PROMPT
All the data should be repeated exactly. Any image in it is left out.

_ _ _ _

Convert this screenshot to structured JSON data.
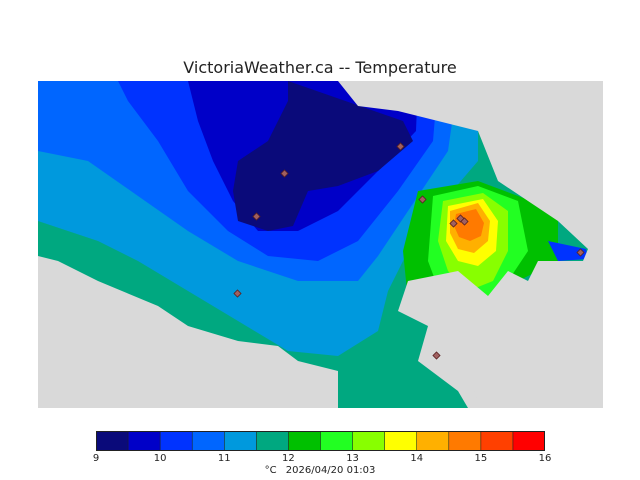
{
  "title": "VictoriaWeather.ca -- Temperature",
  "map": {
    "colors": {
      "land_gray": "#d9d9d9",
      "deep_navy": "#0a0a7a",
      "blue_1": "#0000c8",
      "blue_2": "#0033ff",
      "blue_3": "#0066ff",
      "blue_4": "#0099dd",
      "teal": "#00a880",
      "green": "#00c000",
      "bright_green": "#22ff22",
      "lime": "#88ff00",
      "yellow": "#ffff00",
      "orange_light": "#ffb000",
      "orange": "#ff7a00",
      "red_orange": "#ff4000",
      "station_marker": "#a06060"
    }
  },
  "colorbar": {
    "colors": [
      "#0a0a7a",
      "#0000c8",
      "#0033ff",
      "#0066ff",
      "#0099dd",
      "#00a880",
      "#00c000",
      "#22ff22",
      "#88ff00",
      "#ffff00",
      "#ffb000",
      "#ff7a00",
      "#ff4000",
      "#ff0000"
    ],
    "ticks": [
      "9",
      "10",
      "11",
      "12",
      "13",
      "14",
      "15",
      "16"
    ],
    "min": 9,
    "max": 16
  },
  "caption": {
    "unit": "°C",
    "datetime": "2026/04/20 01:03"
  }
}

_ _ _ _

SOLUTION BELOW
Convert this screenshot to structured JSON data.
{
  "title": "VictoriaWeather.ca -- Temperature",
  "map": {
    "colors": {
      "land_gray": "#d9d9d9",
      "deep_navy": "#0a0a7a",
      "blue_1": "#0000c8",
      "blue_2": "#0033ff",
      "blue_3": "#0066ff",
      "blue_4": "#0099dd",
      "teal": "#00a880",
      "green": "#00c000",
      "bright_green": "#22ff22",
      "lime": "#88ff00",
      "yellow": "#ffff00",
      "orange_light": "#ffb000",
      "orange": "#ff7a00",
      "red_orange": "#ff4000",
      "station_marker": "#a06060"
    }
  },
  "colorbar": {
    "colors": [
      "#0a0a7a",
      "#0000c8",
      "#0033ff",
      "#0066ff",
      "#0099dd",
      "#00a880",
      "#00c000",
      "#22ff22",
      "#88ff00",
      "#ffff00",
      "#ffb000",
      "#ff7a00",
      "#ff4000",
      "#ff0000"
    ],
    "ticks": [
      "9",
      "10",
      "11",
      "12",
      "13",
      "14",
      "15",
      "16"
    ],
    "min": 9,
    "max": 16
  },
  "caption": {
    "unit": "°C",
    "datetime": "2026/04/20 01:03"
  }
}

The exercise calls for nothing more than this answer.